__SET EXERCISE__. Return the whole listing, line for line, without the pictures in it.

__SUPPLIED INFORMATION__.
══════════

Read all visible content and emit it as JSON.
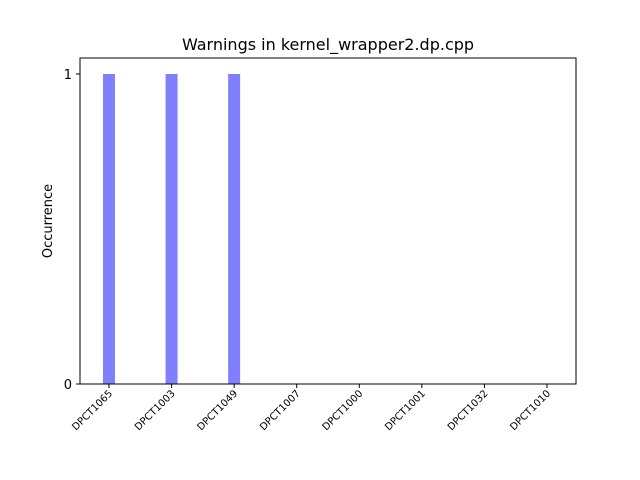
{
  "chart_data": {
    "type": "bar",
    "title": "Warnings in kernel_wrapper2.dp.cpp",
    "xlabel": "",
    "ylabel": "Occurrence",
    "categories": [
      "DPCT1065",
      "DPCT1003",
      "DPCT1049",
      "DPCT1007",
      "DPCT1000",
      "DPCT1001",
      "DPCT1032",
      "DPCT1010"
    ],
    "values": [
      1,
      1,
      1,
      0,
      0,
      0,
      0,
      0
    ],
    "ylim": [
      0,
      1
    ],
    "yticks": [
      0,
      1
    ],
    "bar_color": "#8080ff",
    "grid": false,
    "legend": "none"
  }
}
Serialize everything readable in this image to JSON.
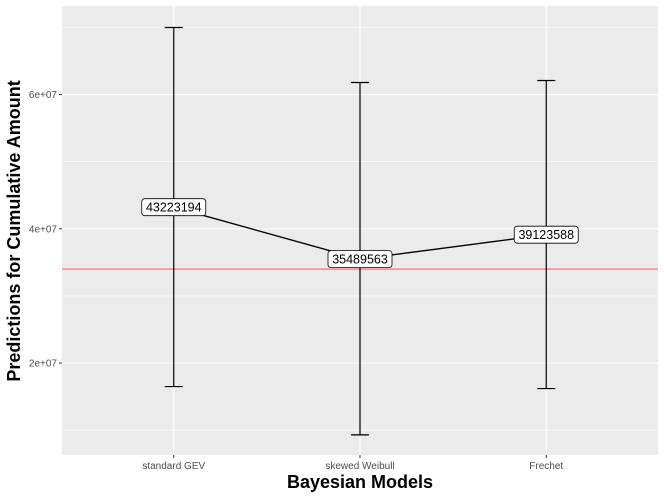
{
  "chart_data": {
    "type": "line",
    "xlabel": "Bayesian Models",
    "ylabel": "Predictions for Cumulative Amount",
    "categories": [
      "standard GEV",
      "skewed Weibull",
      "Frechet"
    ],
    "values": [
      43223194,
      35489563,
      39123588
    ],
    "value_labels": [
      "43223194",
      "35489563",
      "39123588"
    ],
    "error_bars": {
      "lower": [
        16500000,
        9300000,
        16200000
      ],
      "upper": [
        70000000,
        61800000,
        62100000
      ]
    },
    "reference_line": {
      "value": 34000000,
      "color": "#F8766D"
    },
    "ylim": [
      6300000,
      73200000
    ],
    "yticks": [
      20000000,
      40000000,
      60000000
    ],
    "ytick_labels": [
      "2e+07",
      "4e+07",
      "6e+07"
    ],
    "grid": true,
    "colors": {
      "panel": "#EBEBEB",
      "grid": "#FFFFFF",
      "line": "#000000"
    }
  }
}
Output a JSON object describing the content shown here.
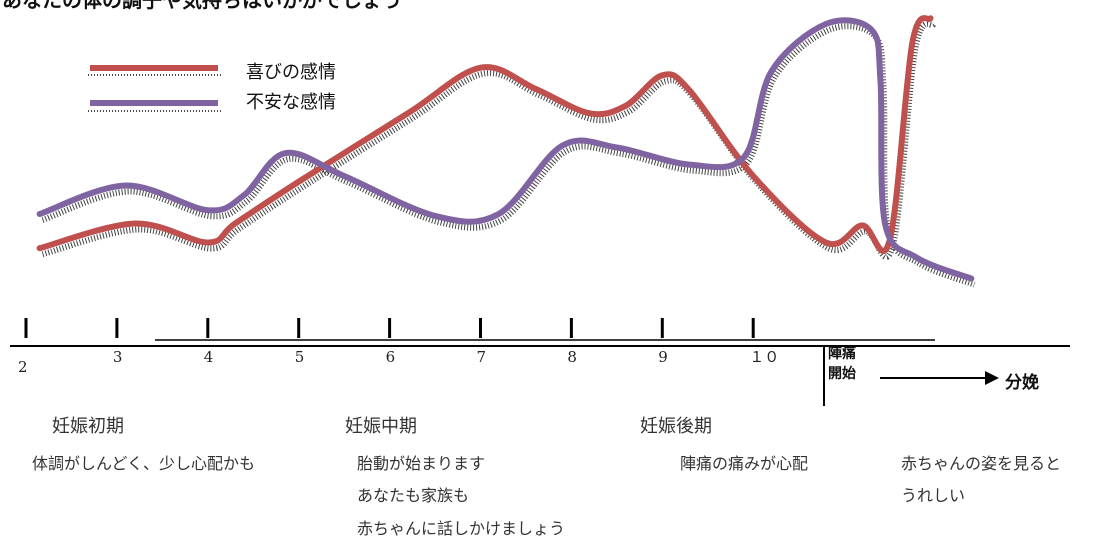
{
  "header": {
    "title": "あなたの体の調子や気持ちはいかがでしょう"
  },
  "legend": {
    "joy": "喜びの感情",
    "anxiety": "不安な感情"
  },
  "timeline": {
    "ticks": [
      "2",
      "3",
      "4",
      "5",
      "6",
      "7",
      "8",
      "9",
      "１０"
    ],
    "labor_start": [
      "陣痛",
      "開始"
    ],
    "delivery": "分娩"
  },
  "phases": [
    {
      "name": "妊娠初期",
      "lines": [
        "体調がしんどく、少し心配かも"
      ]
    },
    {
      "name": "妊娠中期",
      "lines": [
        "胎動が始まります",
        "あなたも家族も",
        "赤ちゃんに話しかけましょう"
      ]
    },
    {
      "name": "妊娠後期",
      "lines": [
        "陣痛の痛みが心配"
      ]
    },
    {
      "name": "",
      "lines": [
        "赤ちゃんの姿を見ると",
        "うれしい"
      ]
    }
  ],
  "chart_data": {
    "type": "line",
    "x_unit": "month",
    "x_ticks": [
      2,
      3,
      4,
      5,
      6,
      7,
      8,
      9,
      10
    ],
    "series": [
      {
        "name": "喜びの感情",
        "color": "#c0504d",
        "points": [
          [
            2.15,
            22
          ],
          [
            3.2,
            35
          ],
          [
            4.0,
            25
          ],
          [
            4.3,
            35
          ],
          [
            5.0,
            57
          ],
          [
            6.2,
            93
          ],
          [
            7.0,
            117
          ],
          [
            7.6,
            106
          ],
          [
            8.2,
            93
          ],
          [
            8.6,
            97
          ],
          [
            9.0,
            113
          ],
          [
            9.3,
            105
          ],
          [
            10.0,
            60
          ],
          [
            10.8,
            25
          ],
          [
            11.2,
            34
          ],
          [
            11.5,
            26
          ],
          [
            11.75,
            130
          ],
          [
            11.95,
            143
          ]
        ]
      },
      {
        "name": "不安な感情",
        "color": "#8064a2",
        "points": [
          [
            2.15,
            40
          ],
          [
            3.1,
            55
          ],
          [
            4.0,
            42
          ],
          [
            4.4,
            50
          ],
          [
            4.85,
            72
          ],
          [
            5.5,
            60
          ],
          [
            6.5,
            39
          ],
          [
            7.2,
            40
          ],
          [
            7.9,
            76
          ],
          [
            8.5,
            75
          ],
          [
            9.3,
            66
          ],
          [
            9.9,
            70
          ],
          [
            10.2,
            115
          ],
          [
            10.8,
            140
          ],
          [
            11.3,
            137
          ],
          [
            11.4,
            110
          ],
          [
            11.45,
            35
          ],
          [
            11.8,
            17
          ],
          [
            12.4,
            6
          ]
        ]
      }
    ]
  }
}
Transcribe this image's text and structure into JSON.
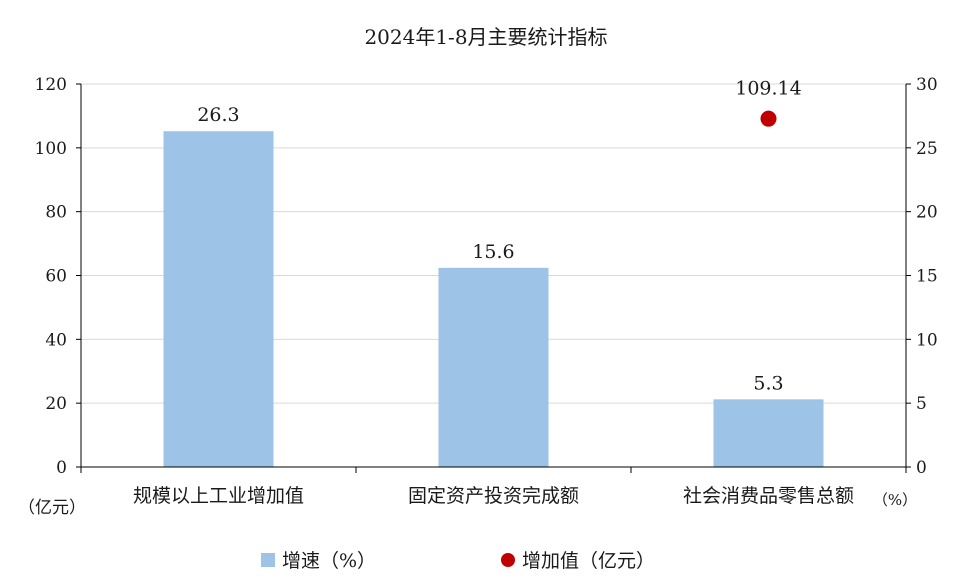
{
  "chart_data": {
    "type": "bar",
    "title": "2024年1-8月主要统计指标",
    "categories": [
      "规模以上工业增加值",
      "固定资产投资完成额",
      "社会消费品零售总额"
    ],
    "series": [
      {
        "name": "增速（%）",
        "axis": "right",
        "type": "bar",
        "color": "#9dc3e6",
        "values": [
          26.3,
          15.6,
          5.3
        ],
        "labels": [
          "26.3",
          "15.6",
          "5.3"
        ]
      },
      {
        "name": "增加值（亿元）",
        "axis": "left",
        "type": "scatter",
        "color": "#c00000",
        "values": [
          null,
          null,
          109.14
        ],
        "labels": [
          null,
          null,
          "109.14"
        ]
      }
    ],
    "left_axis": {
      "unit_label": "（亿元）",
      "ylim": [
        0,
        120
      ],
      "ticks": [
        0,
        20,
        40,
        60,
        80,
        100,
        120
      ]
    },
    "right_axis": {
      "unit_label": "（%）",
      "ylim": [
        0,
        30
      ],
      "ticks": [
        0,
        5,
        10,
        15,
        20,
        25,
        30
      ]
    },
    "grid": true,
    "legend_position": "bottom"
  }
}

══════════

__RESPONSE TO THIS EXERCISE__.
Read all visible content and emit it as JSON.
{
  "chart_data": {
    "type": "bar",
    "title": "Warnings in kernel_wrapper2.dp.cpp",
    "xlabel": "",
    "ylabel": "Occurrence",
    "categories": [
      "DPCT1065",
      "DPCT1003",
      "DPCT1049",
      "DPCT1007",
      "DPCT1000",
      "DPCT1001",
      "DPCT1032",
      "DPCT1010"
    ],
    "values": [
      1,
      1,
      1,
      0,
      0,
      0,
      0,
      0
    ],
    "ylim": [
      0,
      1
    ],
    "yticks": [
      0,
      1
    ],
    "bar_color": "#8080ff",
    "grid": false,
    "legend": "none"
  }
}
Serialize everything readable in this image to JSON.
{
  "chart_data": {
    "type": "line",
    "xlabel": "Bayesian Models",
    "ylabel": "Predictions for Cumulative Amount",
    "categories": [
      "standard GEV",
      "skewed Weibull",
      "Frechet"
    ],
    "values": [
      43223194,
      35489563,
      39123588
    ],
    "value_labels": [
      "43223194",
      "35489563",
      "39123588"
    ],
    "error_bars": {
      "lower": [
        16500000,
        9300000,
        16200000
      ],
      "upper": [
        70000000,
        61800000,
        62100000
      ]
    },
    "reference_line": {
      "value": 34000000,
      "color": "#F8766D"
    },
    "ylim": [
      6300000,
      73200000
    ],
    "yticks": [
      20000000,
      40000000,
      60000000
    ],
    "ytick_labels": [
      "2e+07",
      "4e+07",
      "6e+07"
    ],
    "grid": true,
    "colors": {
      "panel": "#EBEBEB",
      "grid": "#FFFFFF",
      "line": "#000000"
    }
  }
}
Output a JSON object describing the content shown here.
{
  "header": {
    "title": "あなたの体の調子や気持ちはいかがでしょう"
  },
  "legend": {
    "joy": "喜びの感情",
    "anxiety": "不安な感情"
  },
  "timeline": {
    "ticks": [
      "2",
      "3",
      "4",
      "5",
      "6",
      "7",
      "8",
      "9",
      "１０"
    ],
    "labor_start": [
      "陣痛",
      "開始"
    ],
    "delivery": "分娩"
  },
  "phases": [
    {
      "name": "妊娠初期",
      "lines": [
        "体調がしんどく、少し心配かも"
      ]
    },
    {
      "name": "妊娠中期",
      "lines": [
        "胎動が始まります",
        "あなたも家族も",
        "赤ちゃんに話しかけましょう"
      ]
    },
    {
      "name": "妊娠後期",
      "lines": [
        "陣痛の痛みが心配"
      ]
    },
    {
      "name": "",
      "lines": [
        "赤ちゃんの姿を見ると",
        "うれしい"
      ]
    }
  ],
  "chart_data": {
    "type": "line",
    "x_unit": "month",
    "x_ticks": [
      2,
      3,
      4,
      5,
      6,
      7,
      8,
      9,
      10
    ],
    "series": [
      {
        "name": "喜びの感情",
        "color": "#c0504d",
        "points": [
          [
            2.15,
            22
          ],
          [
            3.2,
            35
          ],
          [
            4.0,
            25
          ],
          [
            4.3,
            35
          ],
          [
            5.0,
            57
          ],
          [
            6.2,
            93
          ],
          [
            7.0,
            117
          ],
          [
            7.6,
            106
          ],
          [
            8.2,
            93
          ],
          [
            8.6,
            97
          ],
          [
            9.0,
            113
          ],
          [
            9.3,
            105
          ],
          [
            10.0,
            60
          ],
          [
            10.8,
            25
          ],
          [
            11.2,
            34
          ],
          [
            11.5,
            26
          ],
          [
            11.75,
            130
          ],
          [
            11.95,
            143
          ]
        ]
      },
      {
        "name": "不安な感情",
        "color": "#8064a2",
        "points": [
          [
            2.15,
            40
          ],
          [
            3.1,
            55
          ],
          [
            4.0,
            42
          ],
          [
            4.4,
            50
          ],
          [
            4.85,
            72
          ],
          [
            5.5,
            60
          ],
          [
            6.5,
            39
          ],
          [
            7.2,
            40
          ],
          [
            7.9,
            76
          ],
          [
            8.5,
            75
          ],
          [
            9.3,
            66
          ],
          [
            9.9,
            70
          ],
          [
            10.2,
            115
          ],
          [
            10.8,
            140
          ],
          [
            11.3,
            137
          ],
          [
            11.4,
            110
          ],
          [
            11.45,
            35
          ],
          [
            11.8,
            17
          ],
          [
            12.4,
            6
          ]
        ]
      }
    ]
  }
}
Transcribe this image's text and structure into JSON.
{
  "chart_data": {
    "type": "bar",
    "title": "2024年1-8月主要统计指标",
    "categories": [
      "规模以上工业增加值",
      "固定资产投资完成额",
      "社会消费品零售总额"
    ],
    "series": [
      {
        "name": "增速（%）",
        "axis": "right",
        "type": "bar",
        "color": "#9dc3e6",
        "values": [
          26.3,
          15.6,
          5.3
        ],
        "labels": [
          "26.3",
          "15.6",
          "5.3"
        ]
      },
      {
        "name": "增加值（亿元）",
        "axis": "left",
        "type": "scatter",
        "color": "#c00000",
        "values": [
          null,
          null,
          109.14
        ],
        "labels": [
          null,
          null,
          "109.14"
        ]
      }
    ],
    "left_axis": {
      "unit_label": "（亿元）",
      "ylim": [
        0,
        120
      ],
      "ticks": [
        0,
        20,
        40,
        60,
        80,
        100,
        120
      ]
    },
    "right_axis": {
      "unit_label": "（%）",
      "ylim": [
        0,
        30
      ],
      "ticks": [
        0,
        5,
        10,
        15,
        20,
        25,
        30
      ]
    },
    "grid": true,
    "legend_position": "bottom"
  }
}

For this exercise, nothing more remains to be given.